#### Task to carry out
Give the number of lines in this listing that contain the word "name", and nothing else.

#### Supplied material
§
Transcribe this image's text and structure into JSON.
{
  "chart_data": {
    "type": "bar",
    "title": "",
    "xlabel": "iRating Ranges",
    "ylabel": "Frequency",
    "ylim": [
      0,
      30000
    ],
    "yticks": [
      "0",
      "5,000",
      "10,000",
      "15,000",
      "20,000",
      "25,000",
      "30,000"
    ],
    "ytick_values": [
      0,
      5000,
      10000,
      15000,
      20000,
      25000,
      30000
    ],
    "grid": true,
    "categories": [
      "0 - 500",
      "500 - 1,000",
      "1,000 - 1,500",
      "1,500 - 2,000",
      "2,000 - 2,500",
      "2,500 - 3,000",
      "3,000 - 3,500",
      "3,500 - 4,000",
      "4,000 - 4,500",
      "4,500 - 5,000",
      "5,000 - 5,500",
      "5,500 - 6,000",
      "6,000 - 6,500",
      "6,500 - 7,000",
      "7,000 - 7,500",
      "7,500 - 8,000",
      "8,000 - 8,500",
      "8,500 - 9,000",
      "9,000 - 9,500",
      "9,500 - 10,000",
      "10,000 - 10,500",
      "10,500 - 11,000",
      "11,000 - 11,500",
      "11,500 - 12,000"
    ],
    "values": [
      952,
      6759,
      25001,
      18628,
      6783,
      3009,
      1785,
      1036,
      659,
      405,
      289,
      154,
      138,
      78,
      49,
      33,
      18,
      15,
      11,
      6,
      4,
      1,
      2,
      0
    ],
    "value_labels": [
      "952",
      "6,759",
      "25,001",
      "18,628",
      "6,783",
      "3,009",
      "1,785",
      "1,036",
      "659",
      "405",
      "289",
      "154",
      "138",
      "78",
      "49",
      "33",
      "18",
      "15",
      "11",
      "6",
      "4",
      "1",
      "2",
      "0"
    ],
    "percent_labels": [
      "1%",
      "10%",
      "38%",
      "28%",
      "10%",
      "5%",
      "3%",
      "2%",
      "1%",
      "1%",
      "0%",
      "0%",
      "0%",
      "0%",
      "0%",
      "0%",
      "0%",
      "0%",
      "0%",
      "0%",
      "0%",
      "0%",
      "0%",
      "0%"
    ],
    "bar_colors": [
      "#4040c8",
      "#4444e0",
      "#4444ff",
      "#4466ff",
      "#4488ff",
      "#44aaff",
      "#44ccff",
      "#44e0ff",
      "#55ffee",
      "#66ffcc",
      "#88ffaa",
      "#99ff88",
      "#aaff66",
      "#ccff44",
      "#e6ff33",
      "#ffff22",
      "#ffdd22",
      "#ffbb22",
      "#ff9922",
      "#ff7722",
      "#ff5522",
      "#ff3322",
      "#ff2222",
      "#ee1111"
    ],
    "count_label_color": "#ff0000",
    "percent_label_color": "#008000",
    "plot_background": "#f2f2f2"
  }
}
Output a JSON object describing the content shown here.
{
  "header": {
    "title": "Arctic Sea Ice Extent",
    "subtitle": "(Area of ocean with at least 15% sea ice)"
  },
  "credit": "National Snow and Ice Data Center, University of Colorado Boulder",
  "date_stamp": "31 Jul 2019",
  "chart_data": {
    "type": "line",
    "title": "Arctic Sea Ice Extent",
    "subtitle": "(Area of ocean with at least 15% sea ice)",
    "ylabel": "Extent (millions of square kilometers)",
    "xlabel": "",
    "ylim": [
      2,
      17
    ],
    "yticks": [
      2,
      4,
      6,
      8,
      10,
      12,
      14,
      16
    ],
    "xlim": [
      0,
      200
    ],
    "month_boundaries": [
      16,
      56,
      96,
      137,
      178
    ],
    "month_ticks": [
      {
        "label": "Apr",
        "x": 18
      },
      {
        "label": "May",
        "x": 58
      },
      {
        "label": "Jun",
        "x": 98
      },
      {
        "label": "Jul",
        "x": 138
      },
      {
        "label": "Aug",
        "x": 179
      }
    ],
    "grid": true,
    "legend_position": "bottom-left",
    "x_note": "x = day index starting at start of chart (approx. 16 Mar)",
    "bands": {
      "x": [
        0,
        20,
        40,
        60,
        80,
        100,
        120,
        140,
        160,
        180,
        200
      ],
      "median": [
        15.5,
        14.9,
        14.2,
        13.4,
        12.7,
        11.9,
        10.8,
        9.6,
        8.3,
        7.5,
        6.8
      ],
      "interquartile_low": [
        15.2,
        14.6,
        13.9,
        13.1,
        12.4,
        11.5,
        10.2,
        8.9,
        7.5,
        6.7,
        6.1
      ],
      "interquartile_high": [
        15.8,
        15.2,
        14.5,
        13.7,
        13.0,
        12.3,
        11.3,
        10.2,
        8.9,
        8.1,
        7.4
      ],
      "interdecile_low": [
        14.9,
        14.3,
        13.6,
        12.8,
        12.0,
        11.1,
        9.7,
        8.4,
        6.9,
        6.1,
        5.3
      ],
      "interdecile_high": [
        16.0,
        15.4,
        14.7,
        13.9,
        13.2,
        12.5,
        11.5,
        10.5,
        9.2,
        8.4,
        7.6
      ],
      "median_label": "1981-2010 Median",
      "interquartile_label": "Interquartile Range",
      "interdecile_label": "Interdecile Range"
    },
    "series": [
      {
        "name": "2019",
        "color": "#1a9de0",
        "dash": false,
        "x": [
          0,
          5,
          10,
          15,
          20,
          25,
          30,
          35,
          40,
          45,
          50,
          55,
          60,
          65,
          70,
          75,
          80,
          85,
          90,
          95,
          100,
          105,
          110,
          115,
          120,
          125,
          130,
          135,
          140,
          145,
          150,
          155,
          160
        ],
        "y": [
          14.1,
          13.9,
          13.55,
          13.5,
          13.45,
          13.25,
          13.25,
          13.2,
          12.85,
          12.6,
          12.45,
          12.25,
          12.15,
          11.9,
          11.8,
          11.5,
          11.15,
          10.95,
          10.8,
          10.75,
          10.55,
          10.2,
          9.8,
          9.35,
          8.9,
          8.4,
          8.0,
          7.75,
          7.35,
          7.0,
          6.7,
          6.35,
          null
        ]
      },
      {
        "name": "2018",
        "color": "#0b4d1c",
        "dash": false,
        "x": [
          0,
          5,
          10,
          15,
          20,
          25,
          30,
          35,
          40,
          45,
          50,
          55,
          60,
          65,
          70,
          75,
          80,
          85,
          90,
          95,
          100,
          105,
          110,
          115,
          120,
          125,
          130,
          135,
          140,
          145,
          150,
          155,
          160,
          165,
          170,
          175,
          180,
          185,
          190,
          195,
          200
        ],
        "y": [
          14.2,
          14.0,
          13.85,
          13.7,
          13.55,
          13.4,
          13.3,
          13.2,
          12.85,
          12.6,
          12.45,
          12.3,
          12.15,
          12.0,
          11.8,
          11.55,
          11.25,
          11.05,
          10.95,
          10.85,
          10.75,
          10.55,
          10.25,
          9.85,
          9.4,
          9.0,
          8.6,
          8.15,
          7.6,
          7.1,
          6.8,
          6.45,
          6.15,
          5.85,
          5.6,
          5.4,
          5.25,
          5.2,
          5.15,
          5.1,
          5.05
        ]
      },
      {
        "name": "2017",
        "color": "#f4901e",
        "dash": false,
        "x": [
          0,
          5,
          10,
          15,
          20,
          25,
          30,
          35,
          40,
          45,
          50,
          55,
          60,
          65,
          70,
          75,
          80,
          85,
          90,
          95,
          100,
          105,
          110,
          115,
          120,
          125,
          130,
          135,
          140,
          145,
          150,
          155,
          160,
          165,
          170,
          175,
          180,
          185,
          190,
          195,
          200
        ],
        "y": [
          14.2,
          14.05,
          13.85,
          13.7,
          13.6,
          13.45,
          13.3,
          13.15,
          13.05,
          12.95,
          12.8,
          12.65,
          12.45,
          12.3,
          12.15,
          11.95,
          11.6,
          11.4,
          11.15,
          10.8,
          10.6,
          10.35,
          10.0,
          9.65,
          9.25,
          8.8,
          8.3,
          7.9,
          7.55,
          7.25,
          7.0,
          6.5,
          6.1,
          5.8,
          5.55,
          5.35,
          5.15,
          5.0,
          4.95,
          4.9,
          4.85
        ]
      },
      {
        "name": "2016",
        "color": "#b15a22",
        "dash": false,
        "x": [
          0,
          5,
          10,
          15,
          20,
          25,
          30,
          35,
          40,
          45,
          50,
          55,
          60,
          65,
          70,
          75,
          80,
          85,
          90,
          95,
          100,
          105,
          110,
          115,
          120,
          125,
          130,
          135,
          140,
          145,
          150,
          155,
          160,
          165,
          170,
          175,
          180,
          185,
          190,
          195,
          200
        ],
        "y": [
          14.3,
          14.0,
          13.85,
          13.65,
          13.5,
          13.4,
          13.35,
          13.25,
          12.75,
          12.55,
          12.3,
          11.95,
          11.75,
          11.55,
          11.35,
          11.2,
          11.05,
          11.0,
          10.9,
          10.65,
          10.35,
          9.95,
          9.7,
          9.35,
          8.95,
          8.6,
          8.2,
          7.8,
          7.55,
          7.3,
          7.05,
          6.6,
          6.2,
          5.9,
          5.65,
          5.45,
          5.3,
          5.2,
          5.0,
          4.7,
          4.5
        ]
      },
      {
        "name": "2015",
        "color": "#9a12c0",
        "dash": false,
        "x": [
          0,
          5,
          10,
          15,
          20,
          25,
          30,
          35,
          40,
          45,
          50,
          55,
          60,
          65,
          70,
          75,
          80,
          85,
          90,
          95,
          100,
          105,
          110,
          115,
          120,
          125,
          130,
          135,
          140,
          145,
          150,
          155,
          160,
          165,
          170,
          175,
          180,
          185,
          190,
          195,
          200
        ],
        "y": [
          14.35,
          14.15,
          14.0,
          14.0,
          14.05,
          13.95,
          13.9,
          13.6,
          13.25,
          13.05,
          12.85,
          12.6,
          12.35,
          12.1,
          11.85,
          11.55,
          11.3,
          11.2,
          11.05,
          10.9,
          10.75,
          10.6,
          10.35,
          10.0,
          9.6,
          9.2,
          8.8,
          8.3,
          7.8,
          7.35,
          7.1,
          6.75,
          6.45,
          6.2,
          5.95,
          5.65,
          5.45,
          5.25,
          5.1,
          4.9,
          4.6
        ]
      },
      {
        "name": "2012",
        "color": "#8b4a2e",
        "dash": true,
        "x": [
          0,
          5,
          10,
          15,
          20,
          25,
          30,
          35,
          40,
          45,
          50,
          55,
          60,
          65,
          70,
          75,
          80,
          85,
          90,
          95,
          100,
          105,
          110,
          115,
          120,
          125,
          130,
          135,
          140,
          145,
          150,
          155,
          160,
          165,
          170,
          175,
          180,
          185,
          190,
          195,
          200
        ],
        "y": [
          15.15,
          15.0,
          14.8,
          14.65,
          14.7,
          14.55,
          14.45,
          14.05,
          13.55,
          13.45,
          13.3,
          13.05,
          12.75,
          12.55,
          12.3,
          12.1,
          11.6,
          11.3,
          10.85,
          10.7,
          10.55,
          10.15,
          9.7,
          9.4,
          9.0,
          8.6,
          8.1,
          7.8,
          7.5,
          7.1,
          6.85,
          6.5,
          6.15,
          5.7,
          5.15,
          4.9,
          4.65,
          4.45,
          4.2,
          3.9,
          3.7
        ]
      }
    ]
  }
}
§
#### Output for this exercise
6